GOAL OF THE EXERCISE: Using the material below, copy every line where "trình" appears.

RECORD SET:
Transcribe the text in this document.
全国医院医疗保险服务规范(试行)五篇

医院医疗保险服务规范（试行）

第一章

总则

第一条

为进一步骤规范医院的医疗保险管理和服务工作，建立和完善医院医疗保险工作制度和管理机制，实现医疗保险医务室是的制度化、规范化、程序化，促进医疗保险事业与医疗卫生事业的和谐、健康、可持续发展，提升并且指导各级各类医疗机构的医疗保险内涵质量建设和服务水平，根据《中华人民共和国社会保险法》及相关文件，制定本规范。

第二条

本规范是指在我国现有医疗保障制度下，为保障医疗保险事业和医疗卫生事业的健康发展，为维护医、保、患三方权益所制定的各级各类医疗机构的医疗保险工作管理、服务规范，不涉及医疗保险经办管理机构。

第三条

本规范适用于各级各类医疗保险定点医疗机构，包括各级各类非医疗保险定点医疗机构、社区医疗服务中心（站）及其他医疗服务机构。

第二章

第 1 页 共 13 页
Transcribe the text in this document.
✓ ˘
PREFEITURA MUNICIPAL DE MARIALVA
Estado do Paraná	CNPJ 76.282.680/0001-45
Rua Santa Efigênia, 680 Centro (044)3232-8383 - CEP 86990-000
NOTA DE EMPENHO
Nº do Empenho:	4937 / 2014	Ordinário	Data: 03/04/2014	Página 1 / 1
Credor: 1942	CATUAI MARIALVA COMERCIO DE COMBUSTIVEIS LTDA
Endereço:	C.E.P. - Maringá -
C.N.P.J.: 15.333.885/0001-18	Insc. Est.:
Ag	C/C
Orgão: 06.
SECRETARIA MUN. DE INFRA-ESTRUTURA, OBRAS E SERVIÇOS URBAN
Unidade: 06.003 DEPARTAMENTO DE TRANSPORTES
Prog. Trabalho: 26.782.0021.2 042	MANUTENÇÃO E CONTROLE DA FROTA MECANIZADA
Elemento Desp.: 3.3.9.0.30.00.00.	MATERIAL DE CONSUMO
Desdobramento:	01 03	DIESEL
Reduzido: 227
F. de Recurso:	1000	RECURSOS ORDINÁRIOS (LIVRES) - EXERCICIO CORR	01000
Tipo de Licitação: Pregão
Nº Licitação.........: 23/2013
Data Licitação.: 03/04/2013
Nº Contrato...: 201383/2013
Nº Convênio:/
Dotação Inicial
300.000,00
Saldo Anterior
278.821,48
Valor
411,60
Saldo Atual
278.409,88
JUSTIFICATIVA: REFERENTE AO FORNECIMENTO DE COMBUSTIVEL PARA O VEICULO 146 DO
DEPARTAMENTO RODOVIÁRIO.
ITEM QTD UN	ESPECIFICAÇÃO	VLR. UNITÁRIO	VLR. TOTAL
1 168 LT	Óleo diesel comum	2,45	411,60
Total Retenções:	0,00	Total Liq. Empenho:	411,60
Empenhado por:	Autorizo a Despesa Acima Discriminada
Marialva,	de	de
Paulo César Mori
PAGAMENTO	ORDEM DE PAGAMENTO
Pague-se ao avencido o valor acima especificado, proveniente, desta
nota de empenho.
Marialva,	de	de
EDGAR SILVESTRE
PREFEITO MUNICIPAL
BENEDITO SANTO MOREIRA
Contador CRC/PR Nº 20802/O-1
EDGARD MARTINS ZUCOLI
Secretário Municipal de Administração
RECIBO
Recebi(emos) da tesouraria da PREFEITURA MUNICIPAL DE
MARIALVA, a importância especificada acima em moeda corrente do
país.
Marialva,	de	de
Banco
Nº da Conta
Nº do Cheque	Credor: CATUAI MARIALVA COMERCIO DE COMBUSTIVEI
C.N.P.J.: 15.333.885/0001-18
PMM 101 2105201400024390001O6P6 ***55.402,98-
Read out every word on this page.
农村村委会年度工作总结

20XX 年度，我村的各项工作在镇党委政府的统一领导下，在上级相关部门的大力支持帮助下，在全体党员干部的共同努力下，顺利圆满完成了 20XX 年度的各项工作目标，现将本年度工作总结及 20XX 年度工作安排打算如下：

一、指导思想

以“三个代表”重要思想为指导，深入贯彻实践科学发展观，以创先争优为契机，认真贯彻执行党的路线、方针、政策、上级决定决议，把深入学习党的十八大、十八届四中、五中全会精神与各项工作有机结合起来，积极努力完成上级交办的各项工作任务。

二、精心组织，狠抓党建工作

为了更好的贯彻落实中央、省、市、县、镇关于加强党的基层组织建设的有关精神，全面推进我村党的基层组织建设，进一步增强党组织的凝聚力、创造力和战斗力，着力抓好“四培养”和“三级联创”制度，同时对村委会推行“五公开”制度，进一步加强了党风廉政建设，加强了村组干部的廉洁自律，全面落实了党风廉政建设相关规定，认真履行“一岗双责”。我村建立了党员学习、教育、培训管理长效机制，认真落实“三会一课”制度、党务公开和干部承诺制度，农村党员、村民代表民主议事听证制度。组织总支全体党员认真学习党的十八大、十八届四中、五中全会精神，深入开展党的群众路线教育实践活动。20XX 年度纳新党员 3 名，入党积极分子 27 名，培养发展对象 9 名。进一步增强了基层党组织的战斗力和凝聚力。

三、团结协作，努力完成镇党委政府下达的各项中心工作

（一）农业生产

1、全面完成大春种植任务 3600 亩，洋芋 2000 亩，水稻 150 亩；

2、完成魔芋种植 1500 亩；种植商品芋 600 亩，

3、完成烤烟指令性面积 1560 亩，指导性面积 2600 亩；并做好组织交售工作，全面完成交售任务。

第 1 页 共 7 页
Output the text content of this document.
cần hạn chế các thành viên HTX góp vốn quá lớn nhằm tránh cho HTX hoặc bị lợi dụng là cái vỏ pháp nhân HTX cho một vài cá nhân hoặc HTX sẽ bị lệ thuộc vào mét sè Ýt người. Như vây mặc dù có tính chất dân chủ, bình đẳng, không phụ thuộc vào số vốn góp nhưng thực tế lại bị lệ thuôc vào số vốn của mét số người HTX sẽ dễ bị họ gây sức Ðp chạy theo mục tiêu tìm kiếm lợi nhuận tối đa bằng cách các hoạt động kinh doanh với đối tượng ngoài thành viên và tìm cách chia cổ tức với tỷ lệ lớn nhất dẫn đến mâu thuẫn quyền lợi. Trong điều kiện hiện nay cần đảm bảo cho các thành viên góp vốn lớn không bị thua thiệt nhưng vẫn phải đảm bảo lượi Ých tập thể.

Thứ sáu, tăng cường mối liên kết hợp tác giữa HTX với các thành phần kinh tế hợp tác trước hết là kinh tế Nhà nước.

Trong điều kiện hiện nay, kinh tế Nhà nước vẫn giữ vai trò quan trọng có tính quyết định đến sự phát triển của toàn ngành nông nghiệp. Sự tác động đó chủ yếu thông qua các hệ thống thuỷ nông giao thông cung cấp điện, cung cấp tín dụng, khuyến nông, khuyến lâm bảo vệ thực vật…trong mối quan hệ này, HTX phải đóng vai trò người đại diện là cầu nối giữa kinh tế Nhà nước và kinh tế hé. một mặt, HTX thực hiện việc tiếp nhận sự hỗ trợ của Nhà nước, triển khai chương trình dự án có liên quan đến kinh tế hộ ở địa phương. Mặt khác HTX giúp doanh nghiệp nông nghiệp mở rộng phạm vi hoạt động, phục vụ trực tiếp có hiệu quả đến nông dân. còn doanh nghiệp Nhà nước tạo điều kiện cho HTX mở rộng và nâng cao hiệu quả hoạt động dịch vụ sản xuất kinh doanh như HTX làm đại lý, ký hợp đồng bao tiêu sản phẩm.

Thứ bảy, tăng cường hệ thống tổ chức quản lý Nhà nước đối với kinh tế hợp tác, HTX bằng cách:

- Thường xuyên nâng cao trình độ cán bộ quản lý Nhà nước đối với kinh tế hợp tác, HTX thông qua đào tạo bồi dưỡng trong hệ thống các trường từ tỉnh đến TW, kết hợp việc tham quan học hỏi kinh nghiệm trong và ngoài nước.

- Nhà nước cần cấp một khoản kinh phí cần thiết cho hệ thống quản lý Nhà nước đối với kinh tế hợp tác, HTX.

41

COMPLETE RESPONSE:
Trong điều kiện hiện nay, kinh tế Nhà nước vẫn giữ vai trò quan trọng có tính quyết định đến sự phát triển của toàn ngành nông nghiệp. Sự tác động đó chủ yếu thông qua các hệ thống thuỷ nông giao thông cung cấp điện, cung cấp tín dụng, khuyến nông, khuyến lâm bảo vệ thực vật…trong mối quan hệ này, HTX phải đóng vai trò người đại diện là cầu nối giữa kinh tế Nhà nước và kinh tế hé. một mặt, HTX thực hiện việc tiếp nhận sự hỗ trợ của Nhà nước, triển khai chương trình dự án có liên quan đến kinh tế hộ ở địa phương. Mặt khác HTX giúp doanh nghiệp nông nghiệp mở rộng phạm vi hoạt động, phục vụ trực tiếp có hiệu quả đến nông dân. còn doanh nghiệp Nhà nước tạo điều kiện cho HTX mở rộng và nâng cao hiệu quả hoạt động dịch vụ sản xuất kinh doanh như HTX làm đại lý, ký hợp đồng bao tiêu sản phẩm.
- Thường xuyên nâng cao trình độ cán bộ quản lý Nhà nước đối với kinh tế hợp tác, HTX thông qua đào tạo bồi dưỡng trong hệ thống các trường từ tỉnh đến TW, kết hợp việc tham quan học hỏi kinh nghiệm trong và ngoài nước.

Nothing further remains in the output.